::: The data :::
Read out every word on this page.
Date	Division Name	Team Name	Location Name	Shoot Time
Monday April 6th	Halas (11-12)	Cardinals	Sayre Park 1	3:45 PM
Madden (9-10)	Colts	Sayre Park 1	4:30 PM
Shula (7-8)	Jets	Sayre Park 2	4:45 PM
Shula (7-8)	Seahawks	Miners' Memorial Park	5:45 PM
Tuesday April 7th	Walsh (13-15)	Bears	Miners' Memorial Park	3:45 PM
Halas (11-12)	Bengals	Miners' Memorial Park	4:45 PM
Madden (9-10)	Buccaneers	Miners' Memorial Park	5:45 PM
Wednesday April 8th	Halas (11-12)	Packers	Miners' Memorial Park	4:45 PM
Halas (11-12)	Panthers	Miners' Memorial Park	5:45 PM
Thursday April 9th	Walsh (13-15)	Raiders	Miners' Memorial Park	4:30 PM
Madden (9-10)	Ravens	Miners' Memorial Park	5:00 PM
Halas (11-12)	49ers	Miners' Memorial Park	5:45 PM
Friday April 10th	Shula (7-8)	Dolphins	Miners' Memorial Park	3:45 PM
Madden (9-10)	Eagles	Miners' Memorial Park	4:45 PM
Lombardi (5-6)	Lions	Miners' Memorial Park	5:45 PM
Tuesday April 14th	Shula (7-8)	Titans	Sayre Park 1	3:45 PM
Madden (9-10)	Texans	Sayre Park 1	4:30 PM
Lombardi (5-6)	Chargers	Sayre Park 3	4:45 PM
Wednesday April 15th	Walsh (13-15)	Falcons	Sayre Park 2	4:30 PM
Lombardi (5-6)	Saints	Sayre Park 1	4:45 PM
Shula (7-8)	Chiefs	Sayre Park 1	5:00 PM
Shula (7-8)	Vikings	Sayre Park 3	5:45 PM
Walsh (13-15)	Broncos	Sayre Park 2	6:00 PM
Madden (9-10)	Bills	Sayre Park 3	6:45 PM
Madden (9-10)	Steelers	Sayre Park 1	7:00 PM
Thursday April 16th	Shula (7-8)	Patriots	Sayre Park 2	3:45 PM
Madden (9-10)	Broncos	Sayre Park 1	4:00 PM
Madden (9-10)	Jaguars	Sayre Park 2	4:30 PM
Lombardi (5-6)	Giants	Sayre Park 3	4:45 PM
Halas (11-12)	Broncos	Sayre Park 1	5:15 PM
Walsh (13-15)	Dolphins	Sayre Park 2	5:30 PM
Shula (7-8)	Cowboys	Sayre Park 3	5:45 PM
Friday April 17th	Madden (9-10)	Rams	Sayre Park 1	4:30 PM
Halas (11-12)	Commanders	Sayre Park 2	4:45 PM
:::
* [Exercise aim]
Check all the records above and select each line where the string "Wednesday" is found.

* [Solution to the exercise]
Wednesday April 8th	Halas (11-12)	Packers	Miners' Memorial Park	4:45 PM
Wednesday April 15th	Walsh (13-15)	Falcons	Sayre Park 2	4:30 PM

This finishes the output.